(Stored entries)
..............................

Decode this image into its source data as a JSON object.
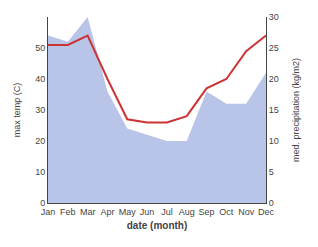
{
  "chart_data": {
    "type": "line",
    "xlabel": "date (month)",
    "ylabel": "max temp (C)",
    "y2label": "med. precipitation (kg/m2)",
    "categories": [
      "Jan",
      "Feb",
      "Mar",
      "Apr",
      "May",
      "Jun",
      "Jul",
      "Aug",
      "Sep",
      "Oct",
      "Nov",
      "Dec"
    ],
    "series": [
      {
        "type": "area",
        "axis": "y2",
        "color": "#b8c4e8",
        "values": [
          27,
          26,
          30,
          18,
          12,
          11,
          10,
          10,
          18,
          16,
          16,
          21
        ]
      },
      {
        "type": "line",
        "color": "#cc3333",
        "values": [
          51,
          51,
          54,
          40,
          27,
          26,
          26,
          28,
          37,
          40,
          49,
          54
        ]
      }
    ],
    "ylim": [
      0,
      60
    ],
    "yticks": [
      0,
      10,
      20,
      30,
      40,
      50
    ],
    "y2lim": [
      0,
      30
    ],
    "y2ticks": [
      0,
      5,
      10,
      15,
      20,
      25,
      30
    ],
    "grid": false
  }
}
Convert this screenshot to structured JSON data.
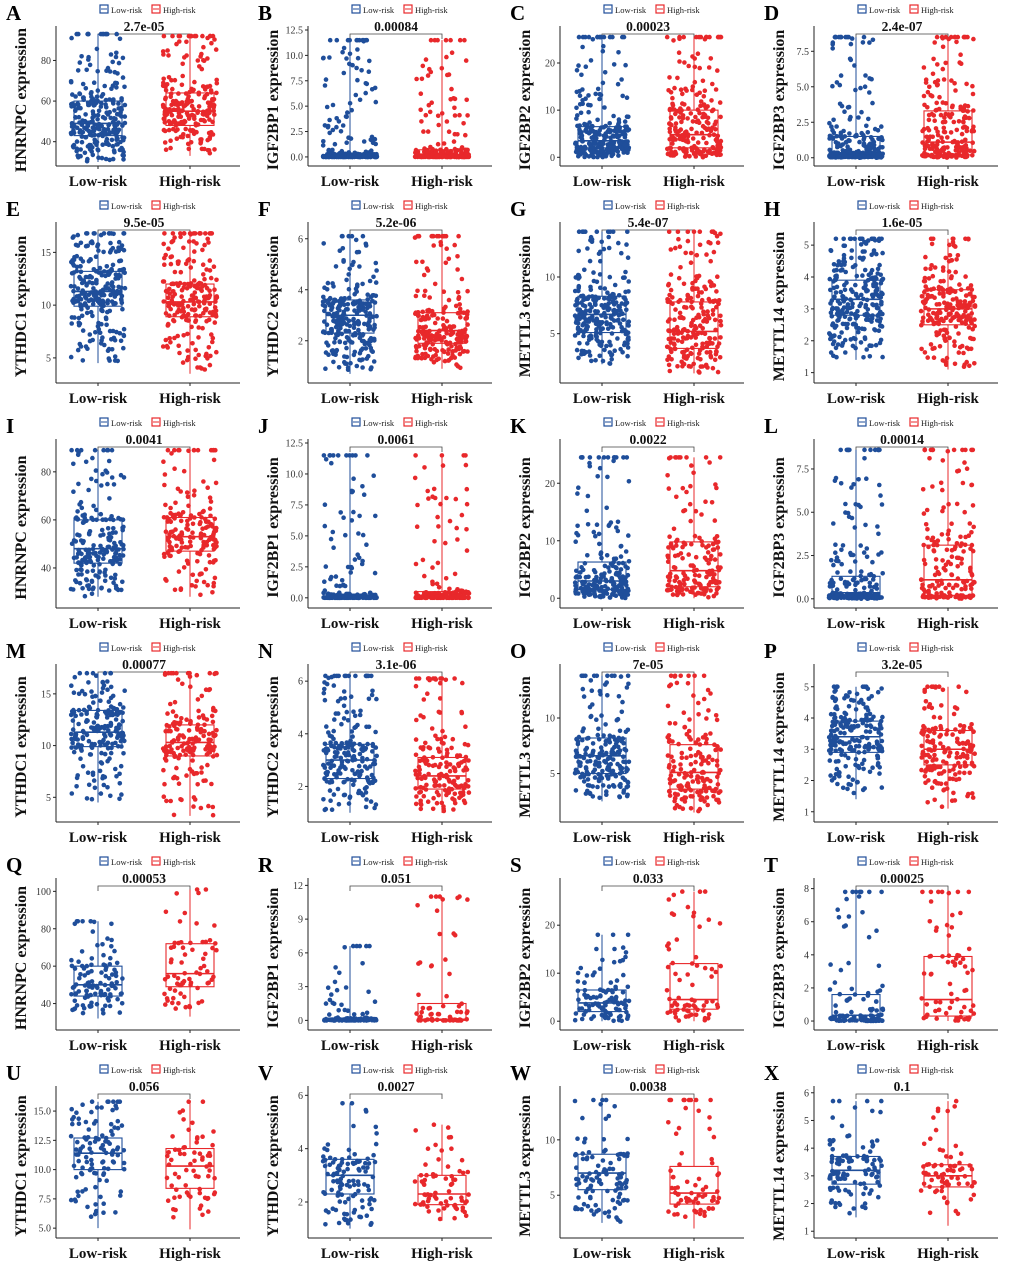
{
  "figure": {
    "group_low": "Low-risk",
    "group_high": "High-risk",
    "colors": {
      "low": "#1f4e9a",
      "high": "#e8282b",
      "text": "#1a1a1a"
    }
  },
  "chart_data": [
    {
      "letter": "A",
      "type": "box-scatter",
      "gene": "HNRNPC",
      "ylabel": "HNRNPC expression",
      "pvalue": "2.7e-05",
      "ylim": [
        30,
        95
      ],
      "yticks": [
        "40",
        "60",
        "80"
      ],
      "yticks_val": [
        40,
        60,
        80
      ],
      "categories": [
        "Low-risk",
        "High-risk"
      ],
      "low": {
        "min": 30,
        "q1": 43,
        "median": 49,
        "q3": 60,
        "max": 93
      },
      "high": {
        "min": 33,
        "q1": 48,
        "median": 55,
        "q3": 64,
        "max": 92
      },
      "n": [
        260,
        220
      ]
    },
    {
      "letter": "B",
      "type": "box-scatter",
      "gene": "IGF2BP1",
      "ylabel": "IGF2BP1 expression",
      "pvalue": "0.00084",
      "ylim": [
        -0.5,
        12.5
      ],
      "yticks": [
        "0.0",
        "2.5",
        "5.0",
        "7.5",
        "10.0",
        "12.5"
      ],
      "yticks_val": [
        0,
        2.5,
        5,
        7.5,
        10,
        12.5
      ],
      "categories": [
        "Low-risk",
        "High-risk"
      ],
      "low": {
        "min": 0,
        "q1": 0,
        "median": 0.1,
        "q3": 0.3,
        "max": 11.5
      },
      "high": {
        "min": 0,
        "q1": 0,
        "median": 0.2,
        "q3": 0.7,
        "max": 11.5
      },
      "n": [
        260,
        220
      ]
    },
    {
      "letter": "C",
      "type": "box-scatter",
      "gene": "IGF2BP2",
      "ylabel": "IGF2BP2 expression",
      "pvalue": "0.00023",
      "ylim": [
        -1,
        27
      ],
      "yticks": [
        "0",
        "10",
        "20"
      ],
      "yticks_val": [
        0,
        10,
        20
      ],
      "categories": [
        "Low-risk",
        "High-risk"
      ],
      "low": {
        "min": 0,
        "q1": 2,
        "median": 3.5,
        "q3": 6.5,
        "max": 25.5
      },
      "high": {
        "min": 0,
        "q1": 2,
        "median": 4.8,
        "q3": 10,
        "max": 25.5
      },
      "n": [
        260,
        220
      ]
    },
    {
      "letter": "D",
      "type": "box-scatter",
      "gene": "IGF2BP3",
      "ylabel": "IGF2BP3 expression",
      "pvalue": "2.4e-07",
      "ylim": [
        -0.3,
        9
      ],
      "yticks": [
        "0.0",
        "2.5",
        "5.0",
        "7.5"
      ],
      "yticks_val": [
        0,
        2.5,
        5,
        7.5
      ],
      "categories": [
        "Low-risk",
        "High-risk"
      ],
      "low": {
        "min": 0,
        "q1": 0.1,
        "median": 0.35,
        "q3": 1.5,
        "max": 8.5
      },
      "high": {
        "min": 0,
        "q1": 0.2,
        "median": 1.1,
        "q3": 3.3,
        "max": 8.5
      },
      "n": [
        260,
        220
      ]
    },
    {
      "letter": "E",
      "type": "box-scatter",
      "gene": "YTHDC1",
      "ylabel": "YTHDC1 expression",
      "pvalue": "9.5e-05",
      "ylim": [
        3,
        17.5
      ],
      "yticks": [
        "5",
        "10",
        "15"
      ],
      "yticks_val": [
        5,
        10,
        15
      ],
      "categories": [
        "Low-risk",
        "High-risk"
      ],
      "low": {
        "min": 4.5,
        "q1": 9.9,
        "median": 11.3,
        "q3": 13.2,
        "max": 16.8
      },
      "high": {
        "min": 3.5,
        "q1": 8.9,
        "median": 10.3,
        "q3": 12,
        "max": 16.8
      },
      "n": [
        260,
        220
      ]
    },
    {
      "letter": "F",
      "type": "box-scatter",
      "gene": "YTHDC2",
      "ylabel": "YTHDC2 expression",
      "pvalue": "5.2e-06",
      "ylim": [
        0.5,
        6.5
      ],
      "yticks": [
        "2",
        "4",
        "6"
      ],
      "yticks_val": [
        2,
        4,
        6
      ],
      "categories": [
        "Low-risk",
        "High-risk"
      ],
      "low": {
        "min": 0.7,
        "q1": 2.3,
        "median": 3,
        "q3": 3.6,
        "max": 6.1
      },
      "high": {
        "min": 0.9,
        "q1": 1.9,
        "median": 2.4,
        "q3": 3.1,
        "max": 6.1
      },
      "n": [
        260,
        220
      ]
    },
    {
      "letter": "G",
      "type": "box-scatter",
      "gene": "METTL3",
      "ylabel": "METTL3 expression",
      "pvalue": "5.4e-07",
      "ylim": [
        1,
        14.5
      ],
      "yticks": [
        "5",
        "10"
      ],
      "yticks_val": [
        5,
        10
      ],
      "categories": [
        "Low-risk",
        "High-risk"
      ],
      "low": {
        "min": 2.3,
        "q1": 5.1,
        "median": 6.7,
        "q3": 8.3,
        "max": 14
      },
      "high": {
        "min": 1.5,
        "q1": 3.7,
        "median": 5.2,
        "q3": 7.8,
        "max": 14
      },
      "n": [
        260,
        220
      ]
    },
    {
      "letter": "H",
      "type": "box-scatter",
      "gene": "METTL14",
      "ylabel": "METTL14 expression",
      "pvalue": "1.6e-05",
      "ylim": [
        0.8,
        5.6
      ],
      "yticks": [
        "1",
        "2",
        "3",
        "4",
        "5"
      ],
      "yticks_val": [
        1,
        2,
        3,
        4,
        5
      ],
      "categories": [
        "Low-risk",
        "High-risk"
      ],
      "low": {
        "min": 1.4,
        "q1": 2.8,
        "median": 3.3,
        "q3": 3.9,
        "max": 5.2
      },
      "high": {
        "min": 1.1,
        "q1": 2.5,
        "median": 3,
        "q3": 3.6,
        "max": 5.2
      },
      "n": [
        260,
        220
      ]
    },
    {
      "letter": "I",
      "type": "box-scatter",
      "gene": "HNRNPC",
      "ylabel": "HNRNPC expression",
      "pvalue": "0.0041",
      "ylim": [
        25,
        92
      ],
      "yticks": [
        "40",
        "60",
        "80"
      ],
      "yticks_val": [
        40,
        60,
        80
      ],
      "categories": [
        "Low-risk",
        "High-risk"
      ],
      "low": {
        "min": 28,
        "q1": 42,
        "median": 48,
        "q3": 60,
        "max": 89
      },
      "high": {
        "min": 28,
        "q1": 47,
        "median": 53,
        "q3": 61,
        "max": 89
      },
      "n": [
        200,
        170
      ]
    },
    {
      "letter": "J",
      "type": "box-scatter",
      "gene": "IGF2BP1",
      "ylabel": "IGF2BP1 expression",
      "pvalue": "0.0061",
      "ylim": [
        -0.5,
        12.5
      ],
      "yticks": [
        "0.0",
        "2.5",
        "5.0",
        "7.5",
        "10.0",
        "12.5"
      ],
      "yticks_val": [
        0,
        2.5,
        5,
        7.5,
        10,
        12.5
      ],
      "categories": [
        "Low-risk",
        "High-risk"
      ],
      "low": {
        "min": 0,
        "q1": 0,
        "median": 0.1,
        "q3": 0.3,
        "max": 11.5
      },
      "high": {
        "min": 0,
        "q1": 0,
        "median": 0.15,
        "q3": 0.5,
        "max": 11.5
      },
      "n": [
        200,
        170
      ]
    },
    {
      "letter": "K",
      "type": "box-scatter",
      "gene": "IGF2BP2",
      "ylabel": "IGF2BP2 expression",
      "pvalue": "0.0022",
      "ylim": [
        -1,
        27
      ],
      "yticks": [
        "0",
        "10",
        "20"
      ],
      "yticks_val": [
        0,
        10,
        20
      ],
      "categories": [
        "Low-risk",
        "High-risk"
      ],
      "low": {
        "min": 0,
        "q1": 1.5,
        "median": 3,
        "q3": 6.3,
        "max": 24.5
      },
      "high": {
        "min": 0,
        "q1": 2,
        "median": 4.8,
        "q3": 9.8,
        "max": 24.5
      },
      "n": [
        200,
        170
      ]
    },
    {
      "letter": "L",
      "type": "box-scatter",
      "gene": "IGF2BP3",
      "ylabel": "IGF2BP3 expression",
      "pvalue": "0.00014",
      "ylim": [
        -0.3,
        9
      ],
      "yticks": [
        "0.0",
        "2.5",
        "5.0",
        "7.5"
      ],
      "yticks_val": [
        0,
        2.5,
        5,
        7.5
      ],
      "categories": [
        "Low-risk",
        "High-risk"
      ],
      "low": {
        "min": 0,
        "q1": 0.1,
        "median": 0.35,
        "q3": 1.3,
        "max": 8.6
      },
      "high": {
        "min": 0,
        "q1": 0.2,
        "median": 1.1,
        "q3": 3.1,
        "max": 8.6
      },
      "n": [
        200,
        170
      ]
    },
    {
      "letter": "M",
      "type": "box-scatter",
      "gene": "YTHDC1",
      "ylabel": "YTHDC1 expression",
      "pvalue": "0.00077",
      "ylim": [
        3,
        17.5
      ],
      "yticks": [
        "5",
        "10",
        "15"
      ],
      "yticks_val": [
        5,
        10,
        15
      ],
      "categories": [
        "Low-risk",
        "High-risk"
      ],
      "low": {
        "min": 4.5,
        "q1": 9.9,
        "median": 11.3,
        "q3": 13.4,
        "max": 17
      },
      "high": {
        "min": 3.2,
        "q1": 9,
        "median": 10.3,
        "q3": 12,
        "max": 17
      },
      "n": [
        200,
        170
      ]
    },
    {
      "letter": "N",
      "type": "box-scatter",
      "gene": "YTHDC2",
      "ylabel": "YTHDC2 expression",
      "pvalue": "3.1e-06",
      "ylim": [
        0.8,
        6.5
      ],
      "yticks": [
        "2",
        "4",
        "6"
      ],
      "yticks_val": [
        2,
        4,
        6
      ],
      "categories": [
        "Low-risk",
        "High-risk"
      ],
      "low": {
        "min": 1,
        "q1": 2.3,
        "median": 3,
        "q3": 3.6,
        "max": 6.2
      },
      "high": {
        "min": 1,
        "q1": 1.9,
        "median": 2.4,
        "q3": 3.1,
        "max": 6.1
      },
      "n": [
        200,
        170
      ]
    },
    {
      "letter": "O",
      "type": "box-scatter",
      "gene": "METTL3",
      "ylabel": "METTL3 expression",
      "pvalue": "7e-05",
      "ylim": [
        1,
        14.5
      ],
      "yticks": [
        "5",
        "10"
      ],
      "yticks_val": [
        5,
        10
      ],
      "categories": [
        "Low-risk",
        "High-risk"
      ],
      "low": {
        "min": 2.5,
        "q1": 5,
        "median": 6.6,
        "q3": 8.2,
        "max": 13.8
      },
      "high": {
        "min": 1.5,
        "q1": 3.6,
        "median": 5.1,
        "q3": 7.6,
        "max": 13.8
      },
      "n": [
        200,
        170
      ]
    },
    {
      "letter": "P",
      "type": "box-scatter",
      "gene": "METTL14",
      "ylabel": "METTL14 expression",
      "pvalue": "3.2e-05",
      "ylim": [
        0.8,
        5.6
      ],
      "yticks": [
        "1",
        "2",
        "3",
        "4",
        "5"
      ],
      "yticks_val": [
        1,
        2,
        3,
        4,
        5
      ],
      "categories": [
        "Low-risk",
        "High-risk"
      ],
      "low": {
        "min": 1.4,
        "q1": 2.9,
        "median": 3.4,
        "q3": 3.9,
        "max": 5
      },
      "high": {
        "min": 1.1,
        "q1": 2.5,
        "median": 3,
        "q3": 3.6,
        "max": 5
      },
      "n": [
        200,
        170
      ]
    },
    {
      "letter": "Q",
      "type": "box-scatter",
      "gene": "HNRNPC",
      "ylabel": "HNRNPC expression",
      "pvalue": "0.00053",
      "ylim": [
        28,
        105
      ],
      "yticks": [
        "40",
        "60",
        "80",
        "100"
      ],
      "yticks_val": [
        40,
        60,
        80,
        100
      ],
      "categories": [
        "Low-risk",
        "High-risk"
      ],
      "low": {
        "min": 32,
        "q1": 44,
        "median": 50,
        "q3": 60,
        "max": 84
      },
      "high": {
        "min": 33,
        "q1": 49,
        "median": 56,
        "q3": 72,
        "max": 101
      },
      "n": [
        110,
        70
      ]
    },
    {
      "letter": "R",
      "type": "box-scatter",
      "gene": "IGF2BP1",
      "ylabel": "IGF2BP1 expression",
      "pvalue": "0.051",
      "ylim": [
        -0.5,
        12.3
      ],
      "yticks": [
        "0",
        "3",
        "6",
        "9",
        "12"
      ],
      "yticks_val": [
        0,
        3,
        6,
        9,
        12
      ],
      "categories": [
        "Low-risk",
        "High-risk"
      ],
      "low": {
        "min": 0,
        "q1": 0,
        "median": 0.05,
        "q3": 0.2,
        "max": 6.6
      },
      "high": {
        "min": 0,
        "q1": 0,
        "median": 0.1,
        "q3": 1.5,
        "max": 11
      },
      "n": [
        110,
        70
      ]
    },
    {
      "letter": "S",
      "type": "box-scatter",
      "gene": "IGF2BP2",
      "ylabel": "IGF2BP2 expression",
      "pvalue": "0.033",
      "ylim": [
        -1,
        29
      ],
      "yticks": [
        "0",
        "10",
        "20"
      ],
      "yticks_val": [
        0,
        10,
        20
      ],
      "categories": [
        "Low-risk",
        "High-risk"
      ],
      "low": {
        "min": 0,
        "q1": 2,
        "median": 3.8,
        "q3": 6.5,
        "max": 18
      },
      "high": {
        "min": 0,
        "q1": 2.5,
        "median": 4.5,
        "q3": 12,
        "max": 27
      },
      "n": [
        110,
        70
      ]
    },
    {
      "letter": "T",
      "type": "box-scatter",
      "gene": "IGF2BP3",
      "ylabel": "IGF2BP3 expression",
      "pvalue": "0.00025",
      "ylim": [
        -0.3,
        8.4
      ],
      "yticks": [
        "0",
        "2",
        "4",
        "6",
        "8"
      ],
      "yticks_val": [
        0,
        2,
        4,
        6,
        8
      ],
      "categories": [
        "Low-risk",
        "High-risk"
      ],
      "low": {
        "min": 0,
        "q1": 0.05,
        "median": 0.35,
        "q3": 1.6,
        "max": 7.8
      },
      "high": {
        "min": 0,
        "q1": 0.3,
        "median": 1.3,
        "q3": 3.9,
        "max": 7.8
      },
      "n": [
        110,
        70
      ]
    },
    {
      "letter": "U",
      "type": "box-scatter",
      "gene": "YTHDC1",
      "ylabel": "YTHDC1 expression",
      "pvalue": "0.056",
      "ylim": [
        4.5,
        16.8
      ],
      "yticks": [
        "5.0",
        "7.5",
        "10.0",
        "12.5",
        "15.0"
      ],
      "yticks_val": [
        5,
        7.5,
        10,
        12.5,
        15
      ],
      "categories": [
        "Low-risk",
        "High-risk"
      ],
      "low": {
        "min": 5,
        "q1": 10,
        "median": 11.4,
        "q3": 12.7,
        "max": 15.8
      },
      "high": {
        "min": 4.9,
        "q1": 8.4,
        "median": 10.3,
        "q3": 11.8,
        "max": 15.8
      },
      "n": [
        110,
        70
      ]
    },
    {
      "letter": "V",
      "type": "box-scatter",
      "gene": "YTHDC2",
      "ylabel": "YTHDC2 expression",
      "pvalue": "0.0027",
      "ylim": [
        0.8,
        6.2
      ],
      "yticks": [
        "2",
        "4",
        "6"
      ],
      "yticks_val": [
        2,
        4,
        6
      ],
      "categories": [
        "Low-risk",
        "High-risk"
      ],
      "low": {
        "min": 1,
        "q1": 2.3,
        "median": 3,
        "q3": 3.6,
        "max": 5.7
      },
      "high": {
        "min": 1.3,
        "q1": 1.9,
        "median": 2.3,
        "q3": 3,
        "max": 4.9
      },
      "n": [
        110,
        70
      ]
    },
    {
      "letter": "W",
      "type": "box-scatter",
      "gene": "METTL3",
      "ylabel": "METTL3 expression",
      "pvalue": "0.0038",
      "ylim": [
        1.5,
        14.5
      ],
      "yticks": [
        "5",
        "10"
      ],
      "yticks_val": [
        5,
        10
      ],
      "categories": [
        "Low-risk",
        "High-risk"
      ],
      "low": {
        "min": 2.5,
        "q1": 5.5,
        "median": 7,
        "q3": 8.7,
        "max": 13.6
      },
      "high": {
        "min": 2,
        "q1": 4.2,
        "median": 5.2,
        "q3": 7.6,
        "max": 13.6
      },
      "n": [
        110,
        70
      ]
    },
    {
      "letter": "X",
      "type": "box-scatter",
      "gene": "METTL14",
      "ylabel": "METTL14 expression",
      "pvalue": "0.1",
      "ylim": [
        0.9,
        6.1
      ],
      "yticks": [
        "1",
        "2",
        "3",
        "4",
        "5",
        "6"
      ],
      "yticks_val": [
        1,
        2,
        3,
        4,
        5,
        6
      ],
      "categories": [
        "Low-risk",
        "High-risk"
      ],
      "low": {
        "min": 1.5,
        "q1": 2.7,
        "median": 3.2,
        "q3": 3.7,
        "max": 5.7
      },
      "high": {
        "min": 1.2,
        "q1": 2.6,
        "median": 3,
        "q3": 3.4,
        "max": 5.7
      },
      "n": [
        110,
        70
      ]
    }
  ]
}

..............................

Scan the entries above for the word "this" and collect each line holding it.

**FINAL RESULT**.
Decode this image into its source data as a JSON object.
Convert this screenshot to structured JSON data.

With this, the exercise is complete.